■ **Written exercise**: Exactly reproduce the lines that follow.

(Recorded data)

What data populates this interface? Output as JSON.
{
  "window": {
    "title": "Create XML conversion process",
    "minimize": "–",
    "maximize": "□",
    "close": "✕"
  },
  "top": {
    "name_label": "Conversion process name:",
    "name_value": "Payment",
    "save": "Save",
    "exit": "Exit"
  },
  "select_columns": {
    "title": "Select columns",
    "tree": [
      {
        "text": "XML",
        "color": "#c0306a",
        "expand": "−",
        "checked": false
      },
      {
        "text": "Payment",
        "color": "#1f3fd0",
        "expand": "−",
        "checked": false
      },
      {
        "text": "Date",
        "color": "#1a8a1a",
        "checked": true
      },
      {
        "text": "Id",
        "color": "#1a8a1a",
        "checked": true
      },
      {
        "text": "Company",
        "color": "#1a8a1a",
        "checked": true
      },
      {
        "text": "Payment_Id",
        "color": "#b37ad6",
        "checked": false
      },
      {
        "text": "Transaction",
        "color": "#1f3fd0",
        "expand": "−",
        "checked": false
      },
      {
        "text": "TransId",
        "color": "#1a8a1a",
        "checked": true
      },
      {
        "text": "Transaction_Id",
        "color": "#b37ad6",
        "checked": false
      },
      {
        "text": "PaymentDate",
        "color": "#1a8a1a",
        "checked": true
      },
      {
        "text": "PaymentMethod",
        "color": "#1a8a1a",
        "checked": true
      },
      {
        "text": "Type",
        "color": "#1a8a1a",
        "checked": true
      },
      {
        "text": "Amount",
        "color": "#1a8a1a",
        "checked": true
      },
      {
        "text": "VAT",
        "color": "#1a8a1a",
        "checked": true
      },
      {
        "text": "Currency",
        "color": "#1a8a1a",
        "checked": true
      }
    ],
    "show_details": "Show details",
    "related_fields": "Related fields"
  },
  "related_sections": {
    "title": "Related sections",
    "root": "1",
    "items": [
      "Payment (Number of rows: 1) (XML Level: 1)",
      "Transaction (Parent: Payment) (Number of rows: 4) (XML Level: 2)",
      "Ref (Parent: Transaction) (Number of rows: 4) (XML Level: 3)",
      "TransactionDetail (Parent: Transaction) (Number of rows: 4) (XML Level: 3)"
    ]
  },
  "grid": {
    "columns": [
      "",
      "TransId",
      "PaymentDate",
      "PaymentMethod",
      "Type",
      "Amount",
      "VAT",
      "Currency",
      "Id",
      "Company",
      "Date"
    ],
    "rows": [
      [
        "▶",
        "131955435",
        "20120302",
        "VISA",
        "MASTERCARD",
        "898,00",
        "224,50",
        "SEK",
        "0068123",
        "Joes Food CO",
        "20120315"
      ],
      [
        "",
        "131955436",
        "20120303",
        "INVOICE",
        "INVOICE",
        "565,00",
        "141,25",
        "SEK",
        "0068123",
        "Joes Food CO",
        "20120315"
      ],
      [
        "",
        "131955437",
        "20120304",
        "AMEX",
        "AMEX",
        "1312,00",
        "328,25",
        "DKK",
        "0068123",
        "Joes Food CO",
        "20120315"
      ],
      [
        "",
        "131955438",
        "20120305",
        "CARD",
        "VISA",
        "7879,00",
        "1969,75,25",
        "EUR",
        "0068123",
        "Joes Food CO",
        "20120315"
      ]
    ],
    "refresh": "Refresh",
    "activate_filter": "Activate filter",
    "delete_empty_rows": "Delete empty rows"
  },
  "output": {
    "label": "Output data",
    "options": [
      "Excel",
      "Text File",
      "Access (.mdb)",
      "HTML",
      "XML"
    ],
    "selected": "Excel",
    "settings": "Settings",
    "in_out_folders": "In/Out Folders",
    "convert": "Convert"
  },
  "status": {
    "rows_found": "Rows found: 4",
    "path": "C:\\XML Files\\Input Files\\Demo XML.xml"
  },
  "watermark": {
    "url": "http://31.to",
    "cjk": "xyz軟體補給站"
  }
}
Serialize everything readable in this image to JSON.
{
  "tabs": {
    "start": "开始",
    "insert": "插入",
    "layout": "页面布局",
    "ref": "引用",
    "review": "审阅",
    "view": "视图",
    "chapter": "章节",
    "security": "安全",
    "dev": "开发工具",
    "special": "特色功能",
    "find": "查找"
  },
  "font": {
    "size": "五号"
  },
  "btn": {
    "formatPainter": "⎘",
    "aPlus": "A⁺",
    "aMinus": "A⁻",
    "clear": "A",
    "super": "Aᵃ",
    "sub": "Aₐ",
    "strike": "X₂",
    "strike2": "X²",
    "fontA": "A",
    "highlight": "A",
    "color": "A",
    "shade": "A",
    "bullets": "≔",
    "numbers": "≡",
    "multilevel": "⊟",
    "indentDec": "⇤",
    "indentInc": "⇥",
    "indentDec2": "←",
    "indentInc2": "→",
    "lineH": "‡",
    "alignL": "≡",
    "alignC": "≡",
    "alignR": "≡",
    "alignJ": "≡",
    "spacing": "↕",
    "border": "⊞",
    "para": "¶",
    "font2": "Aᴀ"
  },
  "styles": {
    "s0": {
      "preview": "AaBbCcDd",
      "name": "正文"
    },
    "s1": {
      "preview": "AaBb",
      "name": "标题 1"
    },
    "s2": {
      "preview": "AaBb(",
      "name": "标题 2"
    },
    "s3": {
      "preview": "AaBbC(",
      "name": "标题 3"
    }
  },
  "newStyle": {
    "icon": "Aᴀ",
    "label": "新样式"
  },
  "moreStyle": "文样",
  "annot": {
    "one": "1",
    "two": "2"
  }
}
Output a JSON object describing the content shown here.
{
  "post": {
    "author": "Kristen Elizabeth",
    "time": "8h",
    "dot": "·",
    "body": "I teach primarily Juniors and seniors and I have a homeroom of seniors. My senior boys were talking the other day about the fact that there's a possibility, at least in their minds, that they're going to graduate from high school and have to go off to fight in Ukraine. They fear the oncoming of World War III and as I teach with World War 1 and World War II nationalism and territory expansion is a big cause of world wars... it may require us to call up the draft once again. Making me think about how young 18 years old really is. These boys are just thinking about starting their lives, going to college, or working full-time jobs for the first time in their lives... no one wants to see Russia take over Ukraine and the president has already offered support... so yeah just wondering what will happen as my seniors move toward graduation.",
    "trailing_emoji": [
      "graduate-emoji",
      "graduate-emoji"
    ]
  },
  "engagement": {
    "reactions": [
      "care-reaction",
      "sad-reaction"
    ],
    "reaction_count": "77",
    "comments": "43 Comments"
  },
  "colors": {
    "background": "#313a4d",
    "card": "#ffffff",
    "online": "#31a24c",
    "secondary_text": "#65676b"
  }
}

■ **Task output**:
What data populates this interface? Output as JSON.
{
  "window": {
    "title": "Create XML conversion process",
    "minimize": "–",
    "maximize": "□",
    "close": "✕"
  },
  "top": {
    "name_label": "Conversion process name:",
    "name_value": "Payment",
    "save": "Save",
    "exit": "Exit"
  },
  "select_columns": {
    "title": "Select columns",
    "tree": [
      {
        "text": "XML",
        "color": "#c0306a",
        "expand": "−",
        "checked": false
      },
      {
        "text": "Payment",
        "color": "#1f3fd0",
        "expand": "−",
        "checked": false
      },
      {
        "text": "Date",
        "color": "#1a8a1a",
        "checked": true
      },
      {
        "text": "Id",
        "color": "#1a8a1a",
        "checked": true
      },
      {
        "text": "Company",
        "color": "#1a8a1a",
        "checked": true
      },
      {
        "text": "Payment_Id",
        "color": "#b37ad6",
        "checked": false
      },
      {
        "text": "Transaction",
        "color": "#1f3fd0",
        "expand": "−",
        "checked": false
      },
      {
        "text": "TransId",
        "color": "#1a8a1a",
        "checked": true
      },
      {
        "text": "Transaction_Id",
        "color": "#b37ad6",
        "checked": false
      },
      {
        "text": "PaymentDate",
        "color": "#1a8a1a",
        "checked": true
      },
      {
        "text": "PaymentMethod",
        "color": "#1a8a1a",
        "checked": true
      },
      {
        "text": "Type",
        "color": "#1a8a1a",
        "checked": true
      },
      {
        "text": "Amount",
        "color": "#1a8a1a",
        "checked": true
      },
      {
        "text": "VAT",
        "color": "#1a8a1a",
        "checked": true
      },
      {
        "text": "Currency",
        "color": "#1a8a1a",
        "checked": true
      }
    ],
    "show_details": "Show details",
    "related_fields": "Related fields"
  },
  "related_sections": {
    "title": "Related sections",
    "root": "1",
    "items": [
      "Payment (Number of rows: 1) (XML Level: 1)",
      "Transaction (Parent: Payment) (Number of rows: 4) (XML Level: 2)",
      "Ref (Parent: Transaction) (Number of rows: 4) (XML Level: 3)",
      "TransactionDetail (Parent: Transaction) (Number of rows: 4) (XML Level: 3)"
    ]
  },
  "grid": {
    "columns": [
      "",
      "TransId",
      "PaymentDate",
      "PaymentMethod",
      "Type",
      "Amount",
      "VAT",
      "Currency",
      "Id",
      "Company",
      "Date"
    ],
    "rows": [
      [
        "▶",
        "131955435",
        "20120302",
        "VISA",
        "MASTERCARD",
        "898,00",
        "224,50",
        "SEK",
        "0068123",
        "Joes Food CO",
        "20120315"
      ],
      [
        "",
        "131955436",
        "20120303",
        "INVOICE",
        "INVOICE",
        "565,00",
        "141,25",
        "SEK",
        "0068123",
        "Joes Food CO",
        "20120315"
      ],
      [
        "",
        "131955437",
        "20120304",
        "AMEX",
        "AMEX",
        "1312,00",
        "328,25",
        "DKK",
        "0068123",
        "Joes Food CO",
        "20120315"
      ],
      [
        "",
        "131955438",
        "20120305",
        "CARD",
        "VISA",
        "7879,00",
        "1969,75,25",
        "EUR",
        "0068123",
        "Joes Food CO",
        "20120315"
      ]
    ],
    "refresh": "Refresh",
    "activate_filter": "Activate filter",
    "delete_empty_rows": "Delete empty rows"
  },
  "output": {
    "label": "Output data",
    "options": [
      "Excel",
      "Text File",
      "Access (.mdb)",
      "HTML",
      "XML"
    ],
    "selected": "Excel",
    "settings": "Settings",
    "in_out_folders": "In/Out Folders",
    "convert": "Convert"
  },
  "status": {
    "rows_found": "Rows found: 4",
    "path": "C:\\XML Files\\Input Files\\Demo XML.xml"
  },
  "watermark": {
    "url": "http://31.to",
    "cjk": "xyz軟體補給站"
  }
}
Serialize everything readable in this image to JSON.
{
  "tabs": {
    "start": "开始",
    "insert": "插入",
    "layout": "页面布局",
    "ref": "引用",
    "review": "审阅",
    "view": "视图",
    "chapter": "章节",
    "security": "安全",
    "dev": "开发工具",
    "special": "特色功能",
    "find": "查找"
  },
  "font": {
    "size": "五号"
  },
  "btn": {
    "formatPainter": "⎘",
    "aPlus": "A⁺",
    "aMinus": "A⁻",
    "clear": "A",
    "super": "Aᵃ",
    "sub": "Aₐ",
    "strike": "X₂",
    "strike2": "X²",
    "fontA": "A",
    "highlight": "A",
    "color": "A",
    "shade": "A",
    "bullets": "≔",
    "numbers": "≡",
    "multilevel": "⊟",
    "indentDec": "⇤",
    "indentInc": "⇥",
    "indentDec2": "←",
    "indentInc2": "→",
    "lineH": "‡",
    "alignL": "≡",
    "alignC": "≡",
    "alignR": "≡",
    "alignJ": "≡",
    "spacing": "↕",
    "border": "⊞",
    "para": "¶",
    "font2": "Aᴀ"
  },
  "styles": {
    "s0": {
      "preview": "AaBbCcDd",
      "name": "正文"
    },
    "s1": {
      "preview": "AaBb",
      "name": "标题 1"
    },
    "s2": {
      "preview": "AaBb(",
      "name": "标题 2"
    },
    "s3": {
      "preview": "AaBbC(",
      "name": "标题 3"
    }
  },
  "newStyle": {
    "icon": "Aᴀ",
    "label": "新样式"
  },
  "moreStyle": "文样",
  "annot": {
    "one": "1",
    "two": "2"
  }
}
Output a JSON object describing the content shown here.
{
  "post": {
    "author": "Kristen Elizabeth",
    "time": "8h",
    "dot": "·",
    "body": "I teach primarily Juniors and seniors and I have a homeroom of seniors. My senior boys were talking the other day about the fact that there's a possibility, at least in their minds, that they're going to graduate from high school and have to go off to fight in Ukraine. They fear the oncoming of World War III and as I teach with World War 1 and World War II nationalism and territory expansion is a big cause of world wars... it may require us to call up the draft once again. Making me think about how young 18 years old really is. These boys are just thinking about starting their lives, going to college, or working full-time jobs for the first time in their lives... no one wants to see Russia take over Ukraine and the president has already offered support... so yeah just wondering what will happen as my seniors move toward graduation.",
    "trailing_emoji": [
      "graduate-emoji",
      "graduate-emoji"
    ]
  },
  "engagement": {
    "reactions": [
      "care-reaction",
      "sad-reaction"
    ],
    "reaction_count": "77",
    "comments": "43 Comments"
  },
  "colors": {
    "background": "#313a4d",
    "card": "#ffffff",
    "online": "#31a24c",
    "secondary_text": "#65676b"
  }
}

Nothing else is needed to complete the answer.